● Instructions for the task:
Leave out the pictures and retype exactly the lines from the line with "Convert this document image to plain text." through the end of the listing below.
---- Entries
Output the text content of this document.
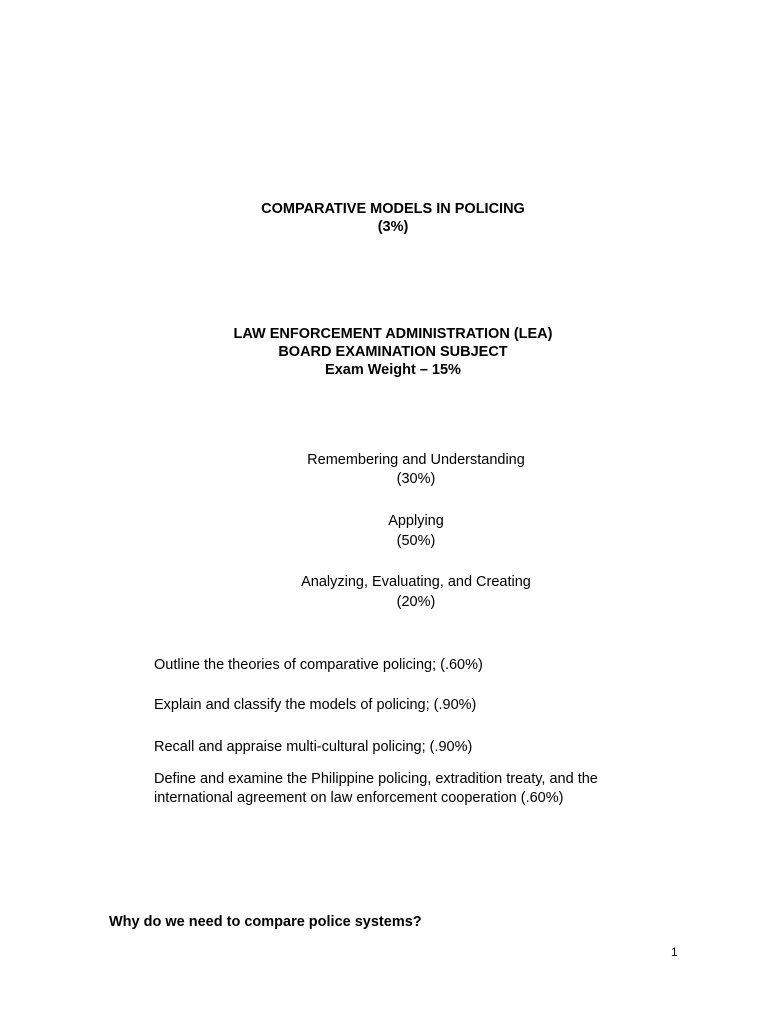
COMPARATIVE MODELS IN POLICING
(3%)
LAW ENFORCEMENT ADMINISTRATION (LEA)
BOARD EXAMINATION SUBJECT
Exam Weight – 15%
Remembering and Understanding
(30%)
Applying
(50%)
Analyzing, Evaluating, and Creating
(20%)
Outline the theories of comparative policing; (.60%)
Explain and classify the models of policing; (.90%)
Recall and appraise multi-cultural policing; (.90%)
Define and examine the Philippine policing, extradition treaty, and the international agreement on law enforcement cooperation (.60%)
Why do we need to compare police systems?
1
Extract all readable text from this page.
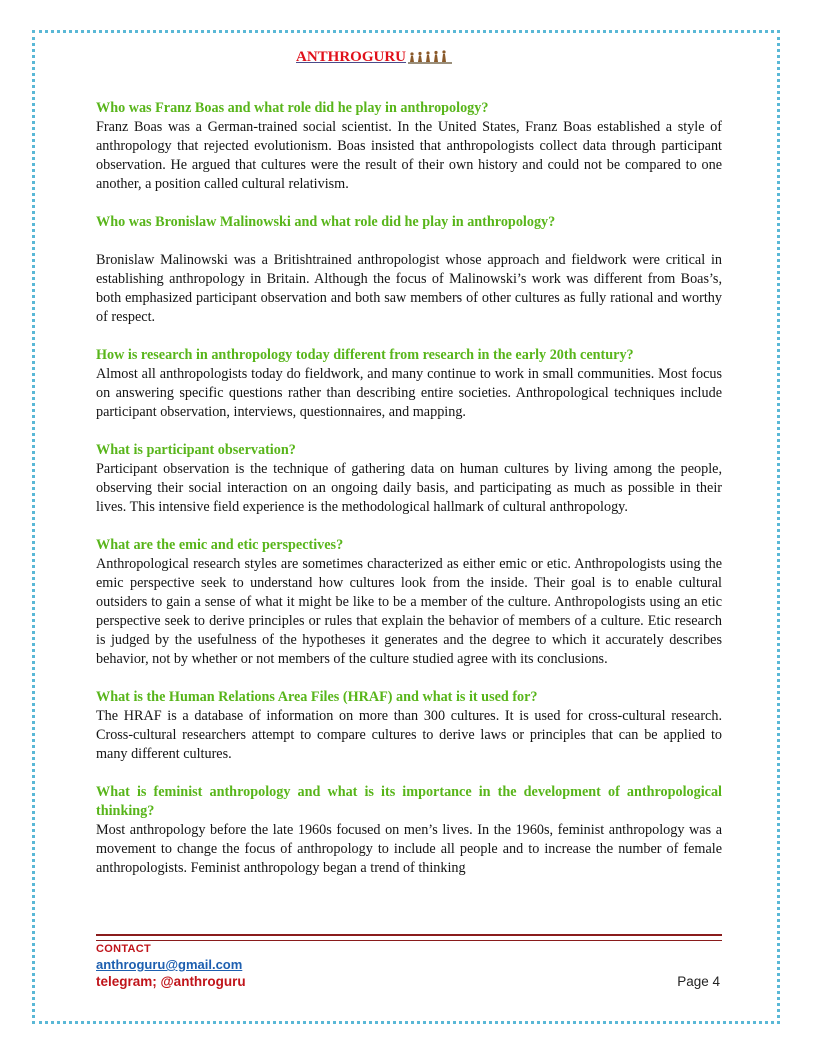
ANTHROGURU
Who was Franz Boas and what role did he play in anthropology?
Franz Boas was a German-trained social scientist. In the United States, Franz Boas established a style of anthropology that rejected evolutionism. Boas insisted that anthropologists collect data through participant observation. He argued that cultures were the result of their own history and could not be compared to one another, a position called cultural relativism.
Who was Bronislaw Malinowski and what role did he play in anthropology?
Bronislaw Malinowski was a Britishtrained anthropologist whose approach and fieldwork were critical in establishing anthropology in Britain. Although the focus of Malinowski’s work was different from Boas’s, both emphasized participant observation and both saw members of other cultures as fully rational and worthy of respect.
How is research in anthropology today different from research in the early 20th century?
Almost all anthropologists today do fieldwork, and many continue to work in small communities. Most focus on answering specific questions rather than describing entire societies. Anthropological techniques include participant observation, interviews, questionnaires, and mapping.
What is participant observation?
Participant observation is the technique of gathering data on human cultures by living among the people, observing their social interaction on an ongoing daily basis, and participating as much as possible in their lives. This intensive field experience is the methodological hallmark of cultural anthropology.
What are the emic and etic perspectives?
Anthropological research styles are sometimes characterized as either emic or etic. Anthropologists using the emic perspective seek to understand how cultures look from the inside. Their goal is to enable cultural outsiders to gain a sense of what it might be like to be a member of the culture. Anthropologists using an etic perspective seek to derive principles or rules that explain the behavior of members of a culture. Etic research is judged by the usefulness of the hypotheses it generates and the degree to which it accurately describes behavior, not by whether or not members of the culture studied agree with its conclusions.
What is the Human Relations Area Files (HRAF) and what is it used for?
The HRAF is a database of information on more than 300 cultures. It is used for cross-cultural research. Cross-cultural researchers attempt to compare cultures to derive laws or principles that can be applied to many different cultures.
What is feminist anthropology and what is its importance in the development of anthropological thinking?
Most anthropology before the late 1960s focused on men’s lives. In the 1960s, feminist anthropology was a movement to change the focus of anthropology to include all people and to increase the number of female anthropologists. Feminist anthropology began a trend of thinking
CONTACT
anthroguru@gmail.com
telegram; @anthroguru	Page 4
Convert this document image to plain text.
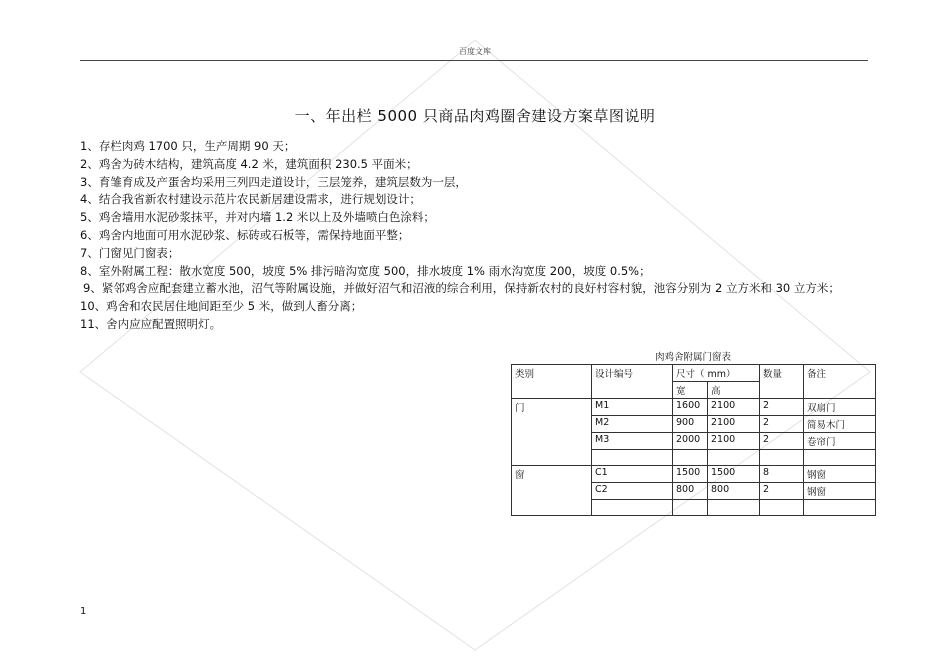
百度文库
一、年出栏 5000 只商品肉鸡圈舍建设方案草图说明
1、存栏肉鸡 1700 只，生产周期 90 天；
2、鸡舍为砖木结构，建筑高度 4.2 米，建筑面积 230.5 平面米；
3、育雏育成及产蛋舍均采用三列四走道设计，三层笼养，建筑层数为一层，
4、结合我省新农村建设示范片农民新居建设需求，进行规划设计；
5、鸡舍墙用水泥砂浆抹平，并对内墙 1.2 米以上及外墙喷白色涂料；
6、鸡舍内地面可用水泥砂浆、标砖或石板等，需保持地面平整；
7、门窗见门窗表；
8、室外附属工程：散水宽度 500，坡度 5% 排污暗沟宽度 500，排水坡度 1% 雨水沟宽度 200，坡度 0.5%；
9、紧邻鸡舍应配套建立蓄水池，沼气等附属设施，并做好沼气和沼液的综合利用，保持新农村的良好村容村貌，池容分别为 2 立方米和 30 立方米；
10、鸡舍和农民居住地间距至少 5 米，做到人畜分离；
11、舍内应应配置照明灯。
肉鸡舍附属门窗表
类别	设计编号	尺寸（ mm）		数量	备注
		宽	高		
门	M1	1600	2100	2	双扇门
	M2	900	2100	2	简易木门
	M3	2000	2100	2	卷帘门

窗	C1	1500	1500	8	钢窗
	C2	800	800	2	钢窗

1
--------
● The reply:
Convert this document image to plain text.
百度文库
一、年出栏 5000 只商品肉鸡圈舍建设方案草图说明
1、存栏肉鸡 1700 只，生产周期 90 天；
2、鸡舍为砖木结构，建筑高度 4.2 米，建筑面积 230.5 平面米；
3、育雏育成及产蛋舍均采用三列四走道设计，三层笼养，建筑层数为一层，
4、结合我省新农村建设示范片农民新居建设需求，进行规划设计；
5、鸡舍墙用水泥砂浆抹平，并对内墙 1.2 米以上及外墙喷白色涂料；
6、鸡舍内地面可用水泥砂浆、标砖或石板等，需保持地面平整；
7、门窗见门窗表；
8、室外附属工程：散水宽度 500，坡度 5% 排污暗沟宽度 500，排水坡度 1% 雨水沟宽度 200，坡度 0.5%；
9、紧邻鸡舍应配套建立蓄水池，沼气等附属设施，并做好沼气和沼液的综合利用，保持新农村的良好村容村貌，池容分别为 2 立方米和 30 立方米；
10、鸡舍和农民居住地间距至少 5 米，做到人畜分离；
11、舍内应应配置照明灯。
肉鸡舍附属门窗表
类别	设计编号	尺寸（ mm）		数量	备注
		宽	高		
门	M1	1600	2100	2	双扇门
	M2	900	2100	2	简易木门
	M3	2000	2100	2	卷帘门

窗	C1	1500	1500	8	钢窗
	C2	800	800	2	钢窗

1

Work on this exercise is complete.